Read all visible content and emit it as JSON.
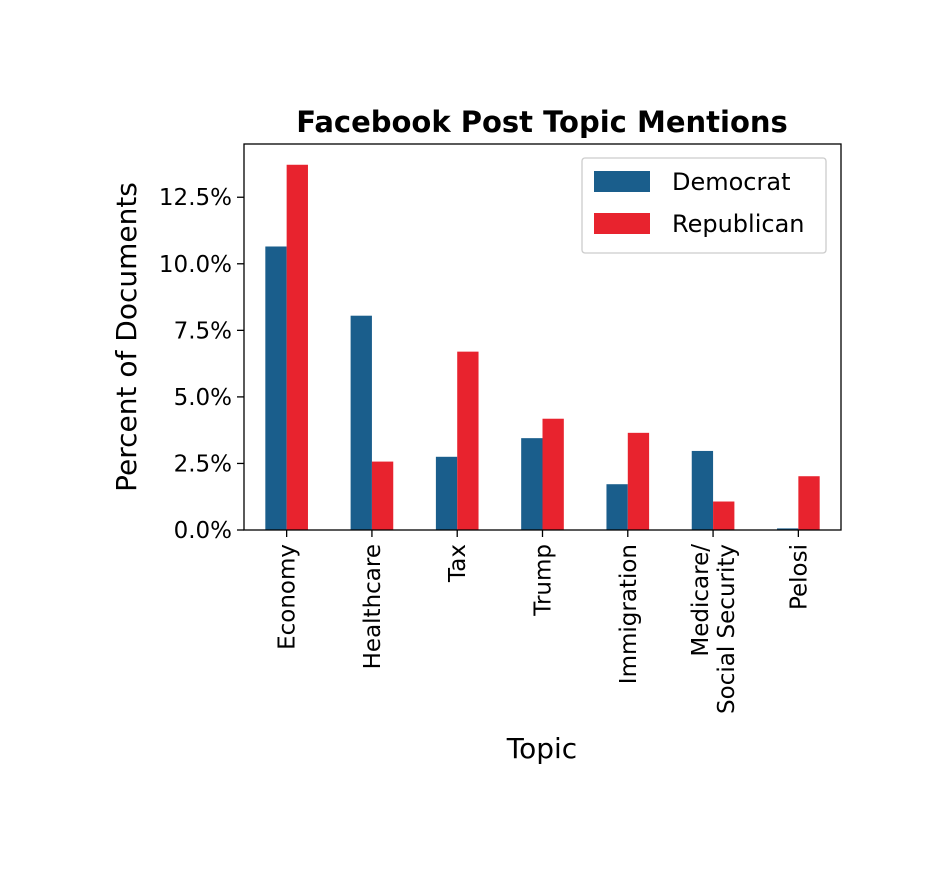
{
  "chart_data": {
    "type": "bar",
    "title": "Facebook Post Topic Mentions",
    "xlabel": "Topic",
    "ylabel": "Percent of Documents",
    "categories": [
      "Economy",
      "Healthcare",
      "Tax",
      "Trump",
      "Immigration",
      "Medicare/\nSocial Security",
      "Pelosi"
    ],
    "series": [
      {
        "name": "Democrat",
        "color": "#1a5e8c",
        "values": [
          10.65,
          8.05,
          2.75,
          3.45,
          1.72,
          2.97,
          0.06
        ]
      },
      {
        "name": "Republican",
        "color": "#e8232e",
        "values": [
          13.72,
          2.57,
          6.7,
          4.18,
          3.65,
          1.07,
          2.02
        ]
      }
    ],
    "ylim": [
      0,
      14.5
    ],
    "yticks": [
      0,
      2.5,
      5.0,
      7.5,
      10.0,
      12.5
    ],
    "ytick_labels": [
      "0.0%",
      "2.5%",
      "5.0%",
      "7.5%",
      "10.0%",
      "12.5%"
    ],
    "grid": false,
    "legend_position": "top-right"
  }
}
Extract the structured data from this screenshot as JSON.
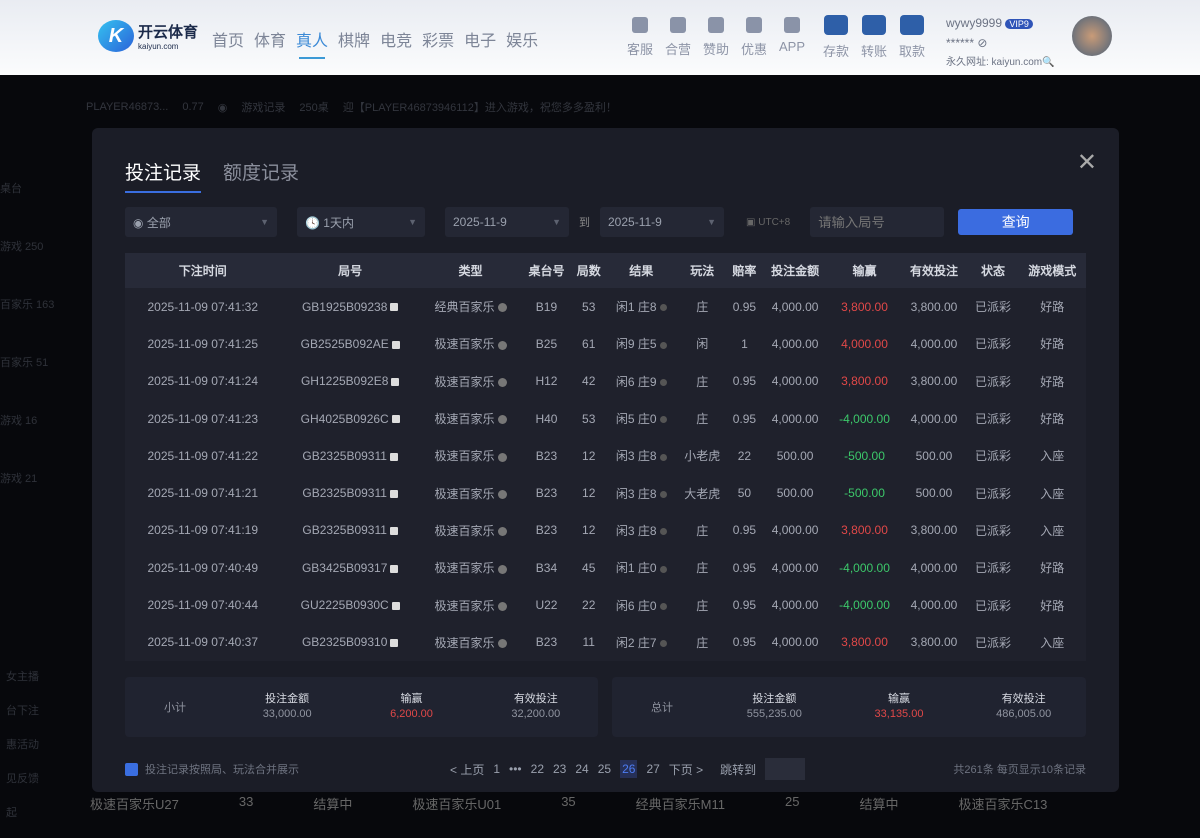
{
  "header": {
    "logo_cn": "开云体育",
    "logo_en": "kaiyun.com",
    "nav": [
      "首页",
      "体育",
      "真人",
      "棋牌",
      "电竞",
      "彩票",
      "电子",
      "娱乐"
    ],
    "active_nav": "真人",
    "tools": [
      "客服",
      "合营",
      "赞助",
      "优惠",
      "APP"
    ],
    "wallet": [
      "存款",
      "转账",
      "取款"
    ],
    "username": "wywy9999",
    "vip": "VIP9",
    "masked": "******",
    "url": "永久网址: kaiyun.com"
  },
  "strip": {
    "player": "PLAYER46873...",
    "balance": "0.77",
    "records": "游戏记录",
    "tables": "250桌",
    "notice": "迎【PLAYER46873946112】进入游戏，祝您多多盈利！"
  },
  "sidebar": [
    "桌台",
    "游戏 250",
    "百家乐 163",
    "百家乐 51",
    "游戏 16",
    "游戏 21"
  ],
  "sidebar_bottom": [
    "女主播",
    "台下注",
    "惠活动",
    "见反馈",
    "起"
  ],
  "bottom_tiles": [
    "极速百家乐U27",
    "33",
    "结算中",
    "极速百家乐U01",
    "35",
    "经典百家乐M11",
    "25",
    "结算中",
    "极速百家乐C13"
  ],
  "modal": {
    "tabs": [
      "投注记录",
      "额度记录"
    ],
    "filters": {
      "type": "全部",
      "range": "1天内",
      "from": "2025-11-9",
      "to_label": "到",
      "to": "2025-11-9",
      "tz": "UTC+8",
      "round_placeholder": "请输入局号",
      "query": "查询"
    },
    "columns": [
      "下注时间",
      "局号",
      "类型",
      "桌台号",
      "局数",
      "结果",
      "玩法",
      "赔率",
      "投注金额",
      "输赢",
      "有效投注",
      "状态",
      "游戏模式"
    ],
    "rows": [
      [
        "2025-11-09 07:41:32",
        "GB1925B09238",
        "经典百家乐",
        "B19",
        "53",
        "闲1 庄8",
        "庄",
        "0.95",
        "4,000.00",
        "3,800.00",
        "3,800.00",
        "已派彩",
        "好路"
      ],
      [
        "2025-11-09 07:41:25",
        "GB2525B092AE",
        "极速百家乐",
        "B25",
        "61",
        "闲9 庄5",
        "闲",
        "1",
        "4,000.00",
        "4,000.00",
        "4,000.00",
        "已派彩",
        "好路"
      ],
      [
        "2025-11-09 07:41:24",
        "GH1225B092E8",
        "极速百家乐",
        "H12",
        "42",
        "闲6 庄9",
        "庄",
        "0.95",
        "4,000.00",
        "3,800.00",
        "3,800.00",
        "已派彩",
        "好路"
      ],
      [
        "2025-11-09 07:41:23",
        "GH4025B0926C",
        "极速百家乐",
        "H40",
        "53",
        "闲5 庄0",
        "庄",
        "0.95",
        "4,000.00",
        "-4,000.00",
        "4,000.00",
        "已派彩",
        "好路"
      ],
      [
        "2025-11-09 07:41:22",
        "GB2325B09311",
        "极速百家乐",
        "B23",
        "12",
        "闲3 庄8",
        "小老虎",
        "22",
        "500.00",
        "-500.00",
        "500.00",
        "已派彩",
        "入座"
      ],
      [
        "2025-11-09 07:41:21",
        "GB2325B09311",
        "极速百家乐",
        "B23",
        "12",
        "闲3 庄8",
        "大老虎",
        "50",
        "500.00",
        "-500.00",
        "500.00",
        "已派彩",
        "入座"
      ],
      [
        "2025-11-09 07:41:19",
        "GB2325B09311",
        "极速百家乐",
        "B23",
        "12",
        "闲3 庄8",
        "庄",
        "0.95",
        "4,000.00",
        "3,800.00",
        "3,800.00",
        "已派彩",
        "入座"
      ],
      [
        "2025-11-09 07:40:49",
        "GB3425B09317",
        "极速百家乐",
        "B34",
        "45",
        "闲1 庄0",
        "庄",
        "0.95",
        "4,000.00",
        "-4,000.00",
        "4,000.00",
        "已派彩",
        "好路"
      ],
      [
        "2025-11-09 07:40:44",
        "GU2225B0930C",
        "极速百家乐",
        "U22",
        "22",
        "闲6 庄0",
        "庄",
        "0.95",
        "4,000.00",
        "-4,000.00",
        "4,000.00",
        "已派彩",
        "好路"
      ],
      [
        "2025-11-09 07:40:37",
        "GB2325B09310",
        "极速百家乐",
        "B23",
        "11",
        "闲2 庄7",
        "庄",
        "0.95",
        "4,000.00",
        "3,800.00",
        "3,800.00",
        "已派彩",
        "入座"
      ]
    ],
    "subtotal": {
      "label": "小计",
      "bet_label": "投注金额",
      "bet": "33,000.00",
      "win_label": "输赢",
      "win": "6,200.00",
      "valid_label": "有效投注",
      "valid": "32,200.00"
    },
    "total": {
      "label": "总计",
      "bet_label": "投注金额",
      "bet": "555,235.00",
      "win_label": "输赢",
      "win": "33,135.00",
      "valid_label": "有效投注",
      "valid": "486,005.00"
    },
    "merge_label": "投注记录按照局、玩法合并展示",
    "pagination": {
      "prev": "< 上页",
      "pages": [
        "1",
        "•••",
        "22",
        "23",
        "24",
        "25",
        "26",
        "27"
      ],
      "current": "26",
      "next": "下页 >",
      "jump": "跳转到"
    },
    "summary": "共261条  每页显示10条记录"
  },
  "colors": {
    "accent": "#3b6ce0",
    "win": "#e04848",
    "loss": "#3cc86a"
  }
}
■ ■ ■ ■ ■
▶ **INSTRUCTIONS TO FOLLOW**
Write the records out again in full, exactly, and skip every picture.

▶ **ANSWER FOR THIS EXERCISE**
Read all visible content and emit it as JSON.
{
  "chart_data": {
    "type": "bar",
    "title": "Facebook Post Topic Mentions",
    "xlabel": "Topic",
    "ylabel": "Percent of Documents",
    "categories": [
      "Economy",
      "Healthcare",
      "Tax",
      "Trump",
      "Immigration",
      "Medicare/\nSocial Security",
      "Pelosi"
    ],
    "series": [
      {
        "name": "Democrat",
        "color": "#1a5e8c",
        "values": [
          10.65,
          8.05,
          2.75,
          3.45,
          1.72,
          2.97,
          0.06
        ]
      },
      {
        "name": "Republican",
        "color": "#e8232e",
        "values": [
          13.72,
          2.57,
          6.7,
          4.18,
          3.65,
          1.07,
          2.02
        ]
      }
    ],
    "ylim": [
      0,
      14.5
    ],
    "yticks": [
      0,
      2.5,
      5.0,
      7.5,
      10.0,
      12.5
    ],
    "ytick_labels": [
      "0.0%",
      "2.5%",
      "5.0%",
      "7.5%",
      "10.0%",
      "12.5%"
    ],
    "grid": false,
    "legend_position": "top-right"
  }
}
Extract the structured data from this screenshot as JSON.
{
  "header": {
    "logo_cn": "开云体育",
    "logo_en": "kaiyun.com",
    "nav": [
      "首页",
      "体育",
      "真人",
      "棋牌",
      "电竞",
      "彩票",
      "电子",
      "娱乐"
    ],
    "active_nav": "真人",
    "tools": [
      "客服",
      "合营",
      "赞助",
      "优惠",
      "APP"
    ],
    "wallet": [
      "存款",
      "转账",
      "取款"
    ],
    "username": "wywy9999",
    "vip": "VIP9",
    "masked": "******",
    "url": "永久网址: kaiyun.com"
  },
  "strip": {
    "player": "PLAYER46873...",
    "balance": "0.77",
    "records": "游戏记录",
    "tables": "250桌",
    "notice": "迎【PLAYER46873946112】进入游戏，祝您多多盈利！"
  },
  "sidebar": [
    "桌台",
    "游戏 250",
    "百家乐 163",
    "百家乐 51",
    "游戏 16",
    "游戏 21"
  ],
  "sidebar_bottom": [
    "女主播",
    "台下注",
    "惠活动",
    "见反馈",
    "起"
  ],
  "bottom_tiles": [
    "极速百家乐U27",
    "33",
    "结算中",
    "极速百家乐U01",
    "35",
    "经典百家乐M11",
    "25",
    "结算中",
    "极速百家乐C13"
  ],
  "modal": {
    "tabs": [
      "投注记录",
      "额度记录"
    ],
    "filters": {
      "type": "全部",
      "range": "1天内",
      "from": "2025-11-9",
      "to_label": "到",
      "to": "2025-11-9",
      "tz": "UTC+8",
      "round_placeholder": "请输入局号",
      "query": "查询"
    },
    "columns": [
      "下注时间",
      "局号",
      "类型",
      "桌台号",
      "局数",
      "结果",
      "玩法",
      "赔率",
      "投注金额",
      "输赢",
      "有效投注",
      "状态",
      "游戏模式"
    ],
    "rows": [
      [
        "2025-11-09 07:41:32",
        "GB1925B09238",
        "经典百家乐",
        "B19",
        "53",
        "闲1 庄8",
        "庄",
        "0.95",
        "4,000.00",
        "3,800.00",
        "3,800.00",
        "已派彩",
        "好路"
      ],
      [
        "2025-11-09 07:41:25",
        "GB2525B092AE",
        "极速百家乐",
        "B25",
        "61",
        "闲9 庄5",
        "闲",
        "1",
        "4,000.00",
        "4,000.00",
        "4,000.00",
        "已派彩",
        "好路"
      ],
      [
        "2025-11-09 07:41:24",
        "GH1225B092E8",
        "极速百家乐",
        "H12",
        "42",
        "闲6 庄9",
        "庄",
        "0.95",
        "4,000.00",
        "3,800.00",
        "3,800.00",
        "已派彩",
        "好路"
      ],
      [
        "2025-11-09 07:41:23",
        "GH4025B0926C",
        "极速百家乐",
        "H40",
        "53",
        "闲5 庄0",
        "庄",
        "0.95",
        "4,000.00",
        "-4,000.00",
        "4,000.00",
        "已派彩",
        "好路"
      ],
      [
        "2025-11-09 07:41:22",
        "GB2325B09311",
        "极速百家乐",
        "B23",
        "12",
        "闲3 庄8",
        "小老虎",
        "22",
        "500.00",
        "-500.00",
        "500.00",
        "已派彩",
        "入座"
      ],
      [
        "2025-11-09 07:41:21",
        "GB2325B09311",
        "极速百家乐",
        "B23",
        "12",
        "闲3 庄8",
        "大老虎",
        "50",
        "500.00",
        "-500.00",
        "500.00",
        "已派彩",
        "入座"
      ],
      [
        "2025-11-09 07:41:19",
        "GB2325B09311",
        "极速百家乐",
        "B23",
        "12",
        "闲3 庄8",
        "庄",
        "0.95",
        "4,000.00",
        "3,800.00",
        "3,800.00",
        "已派彩",
        "入座"
      ],
      [
        "2025-11-09 07:40:49",
        "GB3425B09317",
        "极速百家乐",
        "B34",
        "45",
        "闲1 庄0",
        "庄",
        "0.95",
        "4,000.00",
        "-4,000.00",
        "4,000.00",
        "已派彩",
        "好路"
      ],
      [
        "2025-11-09 07:40:44",
        "GU2225B0930C",
        "极速百家乐",
        "U22",
        "22",
        "闲6 庄0",
        "庄",
        "0.95",
        "4,000.00",
        "-4,000.00",
        "4,000.00",
        "已派彩",
        "好路"
      ],
      [
        "2025-11-09 07:40:37",
        "GB2325B09310",
        "极速百家乐",
        "B23",
        "11",
        "闲2 庄7",
        "庄",
        "0.95",
        "4,000.00",
        "3,800.00",
        "3,800.00",
        "已派彩",
        "入座"
      ]
    ],
    "subtotal": {
      "label": "小计",
      "bet_label": "投注金额",
      "bet": "33,000.00",
      "win_label": "输赢",
      "win": "6,200.00",
      "valid_label": "有效投注",
      "valid": "32,200.00"
    },
    "total": {
      "label": "总计",
      "bet_label": "投注金额",
      "bet": "555,235.00",
      "win_label": "输赢",
      "win": "33,135.00",
      "valid_label": "有效投注",
      "valid": "486,005.00"
    },
    "merge_label": "投注记录按照局、玩法合并展示",
    "pagination": {
      "prev": "< 上页",
      "pages": [
        "1",
        "•••",
        "22",
        "23",
        "24",
        "25",
        "26",
        "27"
      ],
      "current": "26",
      "next": "下页 >",
      "jump": "跳转到"
    },
    "summary": "共261条  每页显示10条记录"
  },
  "colors": {
    "accent": "#3b6ce0",
    "win": "#e04848",
    "loss": "#3cc86a"
  }
}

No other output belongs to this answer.